DATA EXCERPTS:
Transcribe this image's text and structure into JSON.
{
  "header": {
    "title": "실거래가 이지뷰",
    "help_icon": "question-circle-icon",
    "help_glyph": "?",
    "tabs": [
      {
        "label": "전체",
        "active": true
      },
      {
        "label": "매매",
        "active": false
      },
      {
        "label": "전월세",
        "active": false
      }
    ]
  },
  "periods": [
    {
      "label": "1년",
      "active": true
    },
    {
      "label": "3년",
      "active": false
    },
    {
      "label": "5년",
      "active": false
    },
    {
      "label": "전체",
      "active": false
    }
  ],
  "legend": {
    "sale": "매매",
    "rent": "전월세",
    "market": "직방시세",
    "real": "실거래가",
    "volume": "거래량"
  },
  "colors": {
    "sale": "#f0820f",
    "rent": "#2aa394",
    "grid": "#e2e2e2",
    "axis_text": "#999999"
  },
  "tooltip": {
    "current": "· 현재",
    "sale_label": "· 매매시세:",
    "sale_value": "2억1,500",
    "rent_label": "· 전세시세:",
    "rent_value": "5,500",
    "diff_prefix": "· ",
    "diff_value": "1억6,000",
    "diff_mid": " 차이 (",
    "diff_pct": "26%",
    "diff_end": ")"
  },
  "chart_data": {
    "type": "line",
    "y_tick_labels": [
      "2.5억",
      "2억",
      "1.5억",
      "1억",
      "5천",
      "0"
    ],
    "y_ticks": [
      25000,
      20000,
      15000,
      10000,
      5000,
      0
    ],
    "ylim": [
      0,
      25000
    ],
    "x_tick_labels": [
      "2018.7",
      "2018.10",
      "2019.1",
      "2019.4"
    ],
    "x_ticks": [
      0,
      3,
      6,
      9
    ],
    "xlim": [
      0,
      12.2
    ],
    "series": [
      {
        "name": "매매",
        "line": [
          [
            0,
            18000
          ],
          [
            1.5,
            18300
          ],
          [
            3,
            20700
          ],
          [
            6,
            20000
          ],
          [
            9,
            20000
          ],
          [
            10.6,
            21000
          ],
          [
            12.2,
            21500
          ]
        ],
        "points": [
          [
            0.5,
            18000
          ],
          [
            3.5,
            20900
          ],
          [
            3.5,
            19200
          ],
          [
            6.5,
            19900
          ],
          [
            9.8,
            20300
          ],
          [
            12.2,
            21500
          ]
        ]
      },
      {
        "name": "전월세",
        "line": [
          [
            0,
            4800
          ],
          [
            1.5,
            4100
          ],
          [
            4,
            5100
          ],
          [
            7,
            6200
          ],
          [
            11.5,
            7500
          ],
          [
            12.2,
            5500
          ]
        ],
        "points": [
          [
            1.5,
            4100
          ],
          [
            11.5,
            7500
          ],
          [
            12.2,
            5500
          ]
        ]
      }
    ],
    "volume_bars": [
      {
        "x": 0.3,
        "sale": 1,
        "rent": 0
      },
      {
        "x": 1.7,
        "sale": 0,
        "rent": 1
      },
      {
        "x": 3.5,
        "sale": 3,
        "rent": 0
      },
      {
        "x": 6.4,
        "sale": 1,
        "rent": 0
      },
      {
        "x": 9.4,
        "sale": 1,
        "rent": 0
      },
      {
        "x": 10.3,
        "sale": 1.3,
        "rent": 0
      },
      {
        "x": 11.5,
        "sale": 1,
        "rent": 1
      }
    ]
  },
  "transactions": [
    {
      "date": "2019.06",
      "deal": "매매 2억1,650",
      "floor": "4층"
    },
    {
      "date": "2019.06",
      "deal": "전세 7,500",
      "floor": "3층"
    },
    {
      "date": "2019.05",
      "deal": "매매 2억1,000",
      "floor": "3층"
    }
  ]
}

CHALLENGE:
All the entries above need to be reproduced exactly.

FULL OUTPUT:
Transcribe this image's text and structure into JSON.
{
  "header": {
    "title": "실거래가 이지뷰",
    "help_icon": "question-circle-icon",
    "help_glyph": "?",
    "tabs": [
      {
        "label": "전체",
        "active": true
      },
      {
        "label": "매매",
        "active": false
      },
      {
        "label": "전월세",
        "active": false
      }
    ]
  },
  "periods": [
    {
      "label": "1년",
      "active": true
    },
    {
      "label": "3년",
      "active": false
    },
    {
      "label": "5년",
      "active": false
    },
    {
      "label": "전체",
      "active": false
    }
  ],
  "legend": {
    "sale": "매매",
    "rent": "전월세",
    "market": "직방시세",
    "real": "실거래가",
    "volume": "거래량"
  },
  "colors": {
    "sale": "#f0820f",
    "rent": "#2aa394",
    "grid": "#e2e2e2",
    "axis_text": "#999999"
  },
  "tooltip": {
    "current": "· 현재",
    "sale_label": "· 매매시세:",
    "sale_value": "2억1,500",
    "rent_label": "· 전세시세:",
    "rent_value": "5,500",
    "diff_prefix": "· ",
    "diff_value": "1억6,000",
    "diff_mid": " 차이 (",
    "diff_pct": "26%",
    "diff_end": ")"
  },
  "chart_data": {
    "type": "line",
    "y_tick_labels": [
      "2.5억",
      "2억",
      "1.5억",
      "1억",
      "5천",
      "0"
    ],
    "y_ticks": [
      25000,
      20000,
      15000,
      10000,
      5000,
      0
    ],
    "ylim": [
      0,
      25000
    ],
    "x_tick_labels": [
      "2018.7",
      "2018.10",
      "2019.1",
      "2019.4"
    ],
    "x_ticks": [
      0,
      3,
      6,
      9
    ],
    "xlim": [
      0,
      12.2
    ],
    "series": [
      {
        "name": "매매",
        "line": [
          [
            0,
            18000
          ],
          [
            1.5,
            18300
          ],
          [
            3,
            20700
          ],
          [
            6,
            20000
          ],
          [
            9,
            20000
          ],
          [
            10.6,
            21000
          ],
          [
            12.2,
            21500
          ]
        ],
        "points": [
          [
            0.5,
            18000
          ],
          [
            3.5,
            20900
          ],
          [
            3.5,
            19200
          ],
          [
            6.5,
            19900
          ],
          [
            9.8,
            20300
          ],
          [
            12.2,
            21500
          ]
        ]
      },
      {
        "name": "전월세",
        "line": [
          [
            0,
            4800
          ],
          [
            1.5,
            4100
          ],
          [
            4,
            5100
          ],
          [
            7,
            6200
          ],
          [
            11.5,
            7500
          ],
          [
            12.2,
            5500
          ]
        ],
        "points": [
          [
            1.5,
            4100
          ],
          [
            11.5,
            7500
          ],
          [
            12.2,
            5500
          ]
        ]
      }
    ],
    "volume_bars": [
      {
        "x": 0.3,
        "sale": 1,
        "rent": 0
      },
      {
        "x": 1.7,
        "sale": 0,
        "rent": 1
      },
      {
        "x": 3.5,
        "sale": 3,
        "rent": 0
      },
      {
        "x": 6.4,
        "sale": 1,
        "rent": 0
      },
      {
        "x": 9.4,
        "sale": 1,
        "rent": 0
      },
      {
        "x": 10.3,
        "sale": 1.3,
        "rent": 0
      },
      {
        "x": 11.5,
        "sale": 1,
        "rent": 1
      }
    ]
  },
  "transactions": [
    {
      "date": "2019.06",
      "deal": "매매 2억1,650",
      "floor": "4층"
    },
    {
      "date": "2019.06",
      "deal": "전세 7,500",
      "floor": "3층"
    },
    {
      "date": "2019.05",
      "deal": "매매 2억1,000",
      "floor": "3층"
    }
  ]
}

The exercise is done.